[Stored data]

****************************************

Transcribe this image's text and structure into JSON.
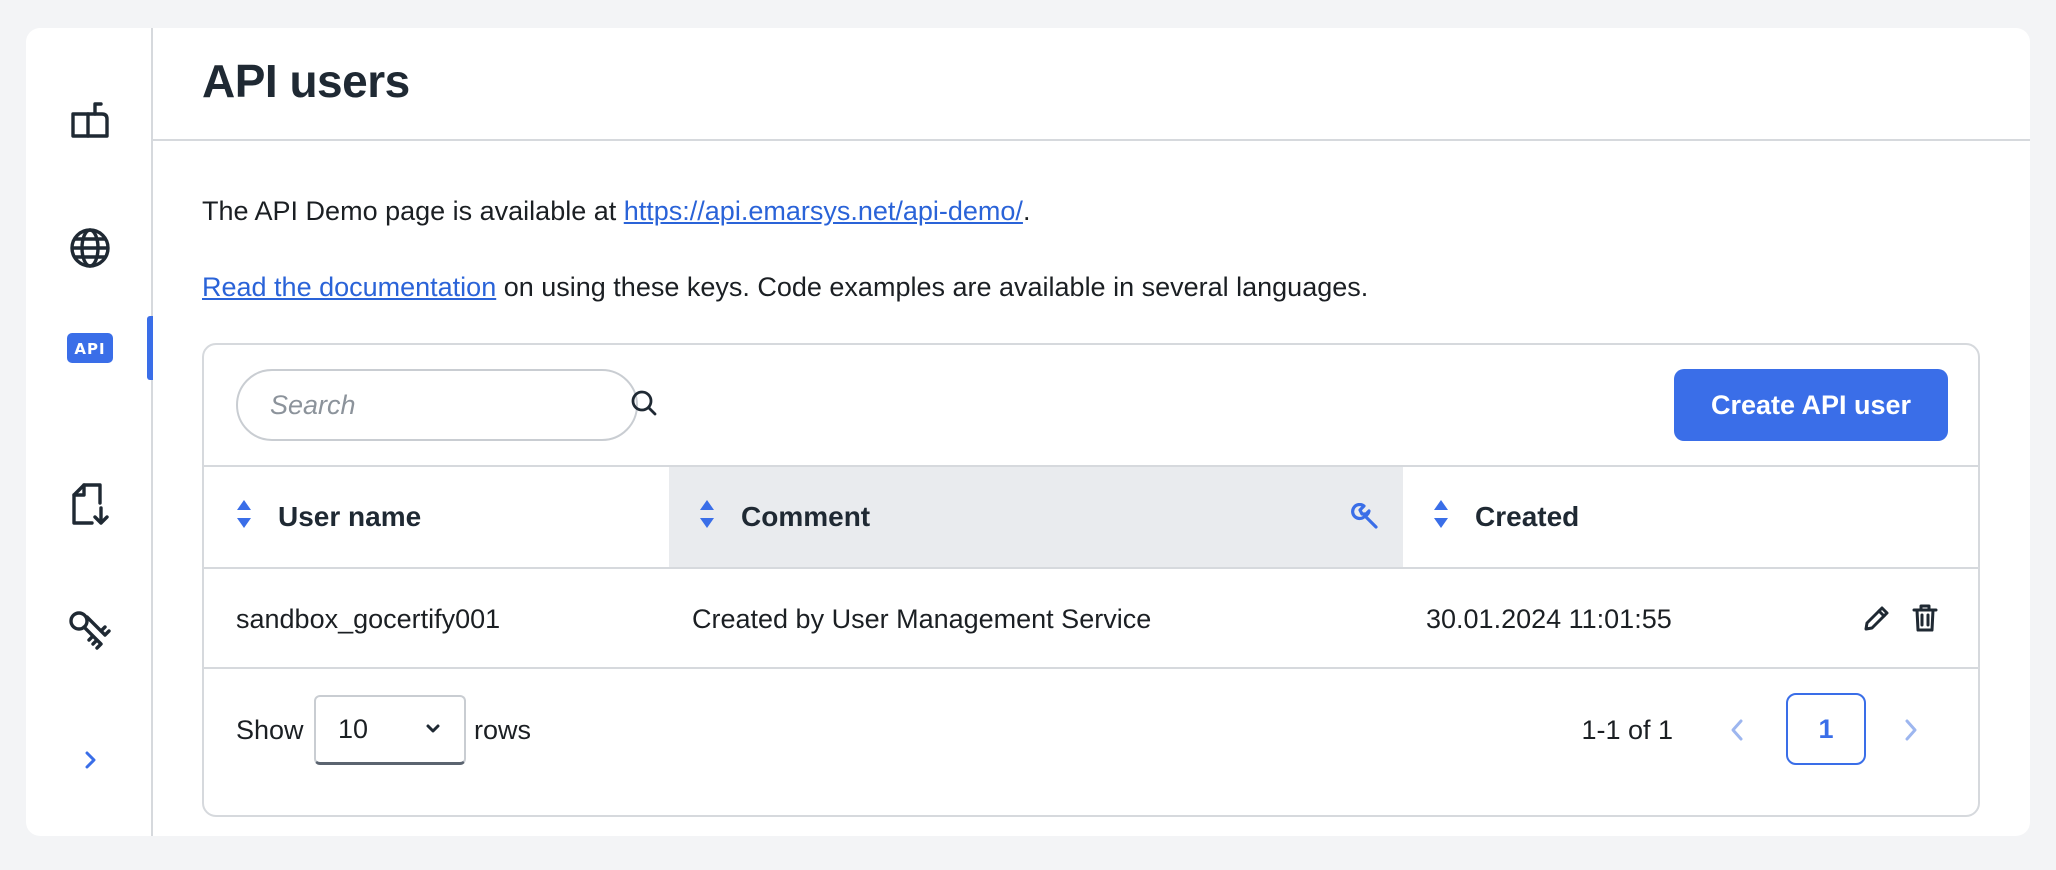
{
  "page": {
    "title": "API users"
  },
  "sidebar": {
    "items": [
      {
        "icon": "mailbox-icon"
      },
      {
        "icon": "globe-icon"
      },
      {
        "icon": "api-icon",
        "active": true
      },
      {
        "icon": "file-download-icon"
      },
      {
        "icon": "keys-icon"
      },
      {
        "icon": "chevron-right-icon"
      }
    ]
  },
  "info": {
    "line1_prefix": "The API Demo page is available at ",
    "line1_link": "https://api.emarsys.net/api-demo/",
    "line1_suffix": ".",
    "line2_link": "Read the documentation",
    "line2_suffix": " on using these keys. Code examples are available in several languages."
  },
  "toolbar": {
    "search_placeholder": "Search",
    "create_label": "Create API user"
  },
  "table": {
    "columns": [
      "User name",
      "Comment",
      "Created"
    ],
    "rows": [
      {
        "user_name": "sandbox_gocertify001",
        "comment": "Created by User Management Service",
        "created": "30.01.2024 11:01:55"
      }
    ]
  },
  "pagination": {
    "show_label": "Show",
    "rows_value": "10",
    "rows_label": "rows",
    "range": "1-1 of 1",
    "current_page": "1"
  },
  "colors": {
    "accent": "#3a6ee8",
    "link": "#2a63d8",
    "highlighted_column": "#e9ebee"
  }
}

****************************************

Without the pictures, restate each entry exactly.

Transcribe this image's text and structure into JSON.
{
  "page": {
    "title": "API users"
  },
  "sidebar": {
    "items": [
      {
        "icon": "mailbox-icon"
      },
      {
        "icon": "globe-icon"
      },
      {
        "icon": "api-icon",
        "active": true
      },
      {
        "icon": "file-download-icon"
      },
      {
        "icon": "keys-icon"
      },
      {
        "icon": "chevron-right-icon"
      }
    ]
  },
  "info": {
    "line1_prefix": "The API Demo page is available at ",
    "line1_link": "https://api.emarsys.net/api-demo/",
    "line1_suffix": ".",
    "line2_link": "Read the documentation",
    "line2_suffix": " on using these keys. Code examples are available in several languages."
  },
  "toolbar": {
    "search_placeholder": "Search",
    "create_label": "Create API user"
  },
  "table": {
    "columns": [
      "User name",
      "Comment",
      "Created"
    ],
    "rows": [
      {
        "user_name": "sandbox_gocertify001",
        "comment": "Created by User Management Service",
        "created": "30.01.2024 11:01:55"
      }
    ]
  },
  "pagination": {
    "show_label": "Show",
    "rows_value": "10",
    "rows_label": "rows",
    "range": "1-1 of 1",
    "current_page": "1"
  },
  "colors": {
    "accent": "#3a6ee8",
    "link": "#2a63d8",
    "highlighted_column": "#e9ebee"
  }
}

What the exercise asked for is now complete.